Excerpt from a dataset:
──────────────────────────────

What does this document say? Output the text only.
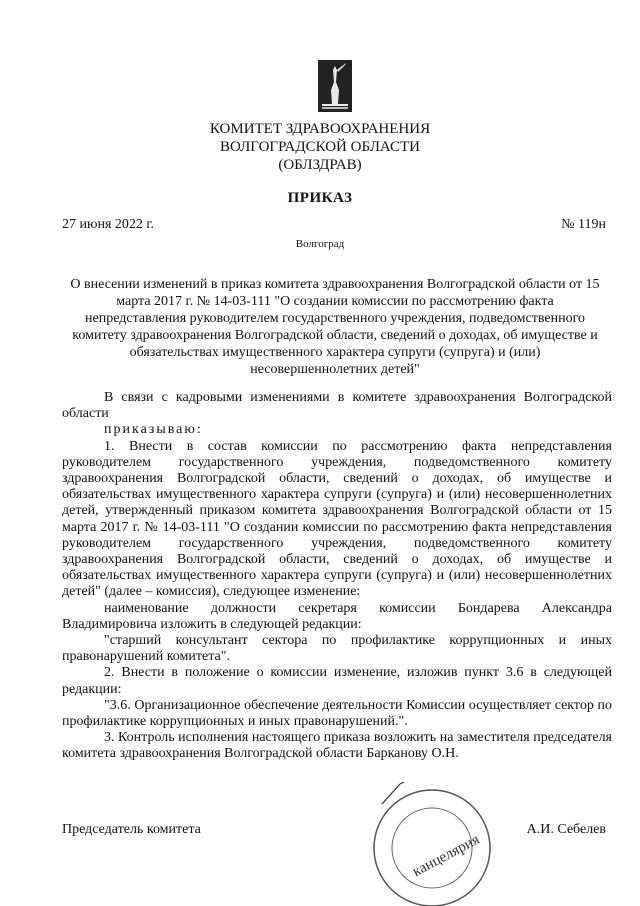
КОМИТЕТ ЗДРАВООХРАНЕНИЯ
ВОЛГОГРАДСКОЙ ОБЛАСТИ
(ОБЛЗДРАВ)
ПРИКАЗ
27 июня 2022 г.	№ 119н
Волгоград
О внесении изменений в приказ комитета здравоохранения Волгоградской области от 15 марта 2017 г. № 14-03-111 "О создании комиссии по рассмотрению факта непредставления руководителем государственного учреждения, подведомственного комитету здравоохранения Волгоградской области, сведений о доходах, об имуществе и обязательствах имущественного характера супруги (супруга) и (или) несовершеннолетних детей"

В связи с кадровыми изменениями в комитете здравоохранения Волгоградской области

приказываю:

1. Внести в состав комиссии по рассмотрению факта непредставления руководителем государственного учреждения, подведомственного комитету здравоохранения Волгоградской области, сведений о доходах, об имуществе и обязательствах имущественного характера супруги (супруга) и (или) несовершеннолетних детей, утвержденный приказом комитета здравоохранения Волгоградской области от 15 марта 2017 г. № 14-03-111 "О создании комиссии по рассмотрению факта непредставления руководителем государственного учреждения, подведомственного комитету здравоохранения Волгоградской области, сведений о доходах, об имуществе и обязательствах имущественного характера супруги (супруга) и (или) несовершеннолетних детей" (далее – комиссия), следующее изменение:

наименование должности секретаря комиссии Бондарева Александра Владимировича изложить в следующей редакции:

"старший консультант сектора по профилактике коррупционных и иных правонарушений комитета".

2. Внести в положение о комиссии изменение, изложив пункт 3.6 в следующей редакции:

"3.6. Организационное обеспечение деятельности Комиссии осуществляет сектор по профилактике коррупционных и иных правонарушений.".

3. Контроль исполнения настоящего приказа возложить на заместителя председателя комитета здравоохранения Волгоградской области Барканову О.Н.

Председатель комитета	А.И. Себелев
канцелярия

──────────────────────────────

▸ **Goal**
Repeat the listing in full and exactly. Do not include any images.

▸ **Task solution**
What does this document say? Output the text only.
КОМИТЕТ ЗДРАВООХРАНЕНИЯ
ВОЛГОГРАДСКОЙ ОБЛАСТИ
(ОБЛЗДРАВ)
ПРИКАЗ
27 июня 2022 г.	№ 119н
Волгоград
О внесении изменений в приказ комитета здравоохранения Волгоградской области от 15 марта 2017 г. № 14-03-111 "О создании комиссии по рассмотрению факта непредставления руководителем государственного учреждения, подведомственного комитету здравоохранения Волгоградской области, сведений о доходах, об имуществе и обязательствах имущественного характера супруги (супруга) и (или) несовершеннолетних детей"

В связи с кадровыми изменениями в комитете здравоохранения Волгоградской области

приказываю:

1. Внести в состав комиссии по рассмотрению факта непредставления руководителем государственного учреждения, подведомственного комитету здравоохранения Волгоградской области, сведений о доходах, об имуществе и обязательствах имущественного характера супруги (супруга) и (или) несовершеннолетних детей, утвержденный приказом комитета здравоохранения Волгоградской области от 15 марта 2017 г. № 14-03-111 "О создании комиссии по рассмотрению факта непредставления руководителем государственного учреждения, подведомственного комитету здравоохранения Волгоградской области, сведений о доходах, об имуществе и обязательствах имущественного характера супруги (супруга) и (или) несовершеннолетних детей" (далее – комиссия), следующее изменение:

наименование должности секретаря комиссии Бондарева Александра Владимировича изложить в следующей редакции:

"старший консультант сектора по профилактике коррупционных и иных правонарушений комитета".

2. Внести в положение о комиссии изменение, изложив пункт 3.6 в следующей редакции:

"3.6. Организационное обеспечение деятельности Комиссии осуществляет сектор по профилактике коррупционных и иных правонарушений.".

3. Контроль исполнения настоящего приказа возложить на заместителя председателя комитета здравоохранения Волгоградской области Барканову О.Н.

Председатель комитета	А.И. Себелев
канцелярия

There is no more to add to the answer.